§ **Required task**
From the listing below, extract every line in which the word "ylabel" appears.

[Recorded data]

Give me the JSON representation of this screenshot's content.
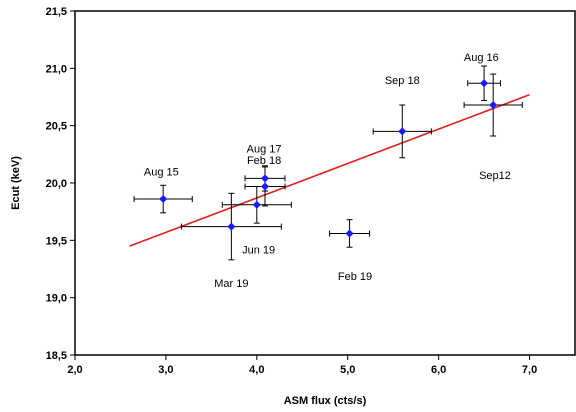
{
  "chart_data": {
    "type": "scatter",
    "xlabel": "ASM flux  (cts/s)",
    "ylabel": "Ecut (keV)",
    "xlim": [
      2.0,
      7.5
    ],
    "ylim": [
      18.5,
      21.5
    ],
    "x_ticks": [
      2.0,
      3.0,
      4.0,
      5.0,
      6.0,
      7.0
    ],
    "x_tick_labels": [
      "2,0",
      "3,0",
      "4,0",
      "5,0",
      "6,0",
      "7,0"
    ],
    "y_ticks": [
      18.5,
      19.0,
      19.5,
      20.0,
      20.5,
      21.0,
      21.5
    ],
    "y_tick_labels": [
      "18,5",
      "19,0",
      "19,5",
      "20,0",
      "20,5",
      "21,0",
      "21,5"
    ],
    "grid": false,
    "legend": "none",
    "marker_color": "#1a1aff",
    "errorbar_color": "#000000",
    "fit_color": "#dd2222",
    "points": [
      {
        "x": 2.97,
        "y": 19.86,
        "xerr": 0.32,
        "yerr": 0.12
      },
      {
        "x": 3.72,
        "y": 19.62,
        "xerr": 0.55,
        "yerr": 0.29
      },
      {
        "x": 4.0,
        "y": 19.81,
        "xerr": 0.38,
        "yerr": 0.16
      },
      {
        "x": 4.09,
        "y": 20.04,
        "xerr": 0.22,
        "yerr": 0.11
      },
      {
        "x": 4.09,
        "y": 19.97,
        "xerr": 0.22,
        "yerr": 0.17
      },
      {
        "x": 5.02,
        "y": 19.56,
        "xerr": 0.22,
        "yerr": 0.12
      },
      {
        "x": 5.6,
        "y": 20.45,
        "xerr": 0.32,
        "yerr": 0.23
      },
      {
        "x": 6.5,
        "y": 20.87,
        "xerr": 0.18,
        "yerr": 0.15
      },
      {
        "x": 6.6,
        "y": 20.68,
        "xerr": 0.32,
        "yerr": 0.27
      }
    ],
    "fit_line": {
      "x": [
        2.6,
        7.0
      ],
      "y": [
        19.45,
        20.77
      ]
    },
    "annotations": [
      {
        "text": "Aug 15",
        "x": 2.95,
        "y": 20.1
      },
      {
        "text": "Aug 17",
        "x": 4.08,
        "y": 20.3
      },
      {
        "text": "Feb 18",
        "x": 4.08,
        "y": 20.2
      },
      {
        "text": "Jun 19",
        "x": 4.02,
        "y": 19.42
      },
      {
        "text": "Mar 19",
        "x": 3.72,
        "y": 19.13
      },
      {
        "text": "Feb 19",
        "x": 5.08,
        "y": 19.19
      },
      {
        "text": "Sep 18",
        "x": 5.6,
        "y": 20.9
      },
      {
        "text": "Aug 16",
        "x": 6.47,
        "y": 21.1
      },
      {
        "text": "Sep12",
        "x": 6.62,
        "y": 20.07
      }
    ]
  }
}
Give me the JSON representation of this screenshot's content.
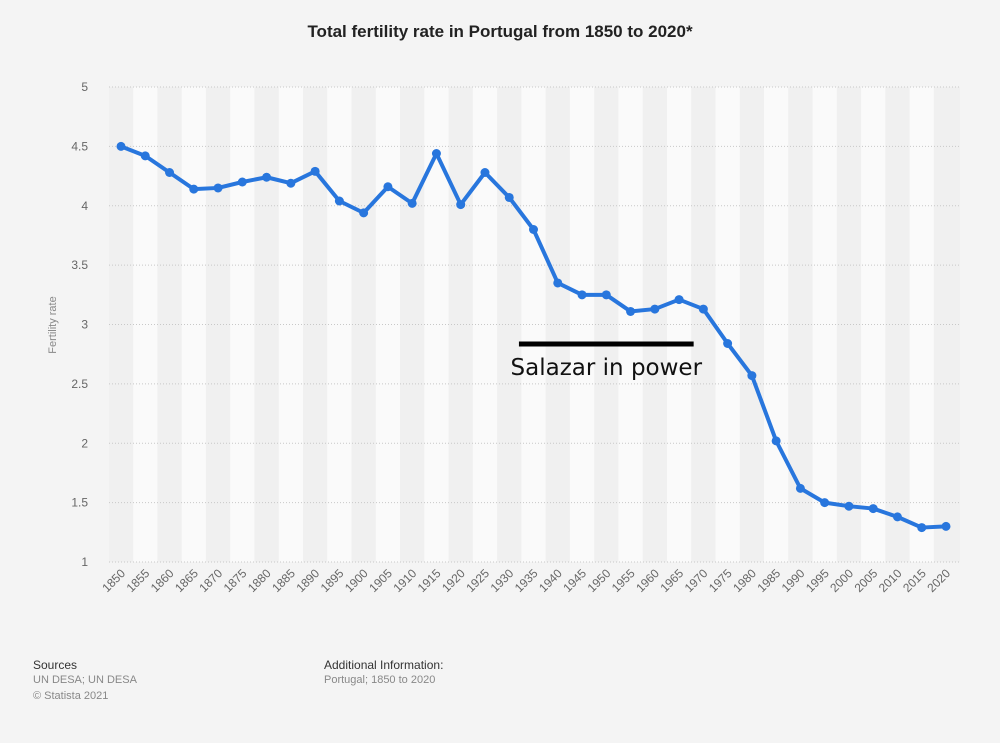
{
  "chart_data": {
    "type": "line",
    "title": "Total fertility rate in Portugal from 1850 to 2020*",
    "xlabel": "",
    "ylabel": "Fertility rate",
    "ylim": [
      1,
      5
    ],
    "yticks": [
      "1",
      "1.5",
      "2",
      "2.5",
      "3",
      "3.5",
      "4",
      "4.5",
      "5"
    ],
    "grid": true,
    "x": [
      1850,
      1855,
      1860,
      1865,
      1870,
      1875,
      1880,
      1885,
      1890,
      1895,
      1900,
      1905,
      1910,
      1915,
      1920,
      1925,
      1930,
      1935,
      1940,
      1945,
      1950,
      1955,
      1960,
      1965,
      1970,
      1975,
      1980,
      1985,
      1990,
      1995,
      2000,
      2005,
      2010,
      2015,
      2020
    ],
    "series": [
      {
        "name": "Fertility rate",
        "color": "#2876dd",
        "values": [
          4.5,
          4.42,
          4.28,
          4.14,
          4.15,
          4.2,
          4.24,
          4.19,
          4.29,
          4.04,
          3.94,
          4.16,
          4.02,
          4.44,
          4.01,
          4.28,
          4.07,
          3.8,
          3.35,
          3.25,
          3.25,
          3.11,
          3.13,
          3.21,
          3.13,
          2.84,
          2.57,
          2.02,
          1.62,
          1.5,
          1.47,
          1.45,
          1.38,
          1.29,
          1.3
        ]
      }
    ],
    "annotation": {
      "text": "Salazar in power",
      "x_start": 1932,
      "x_end": 1968,
      "y": 2.84
    }
  },
  "footer": {
    "sources_title": "Sources",
    "sources_text": "UN DESA; UN DESA",
    "copyright": "© Statista 2021",
    "additional_title": "Additional Information:",
    "additional_text": "Portugal; 1850 to 2020"
  }
}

§ **Written reply**
    "ylabel": "Ecut (keV)",
    "ylabel": "Fertility rate",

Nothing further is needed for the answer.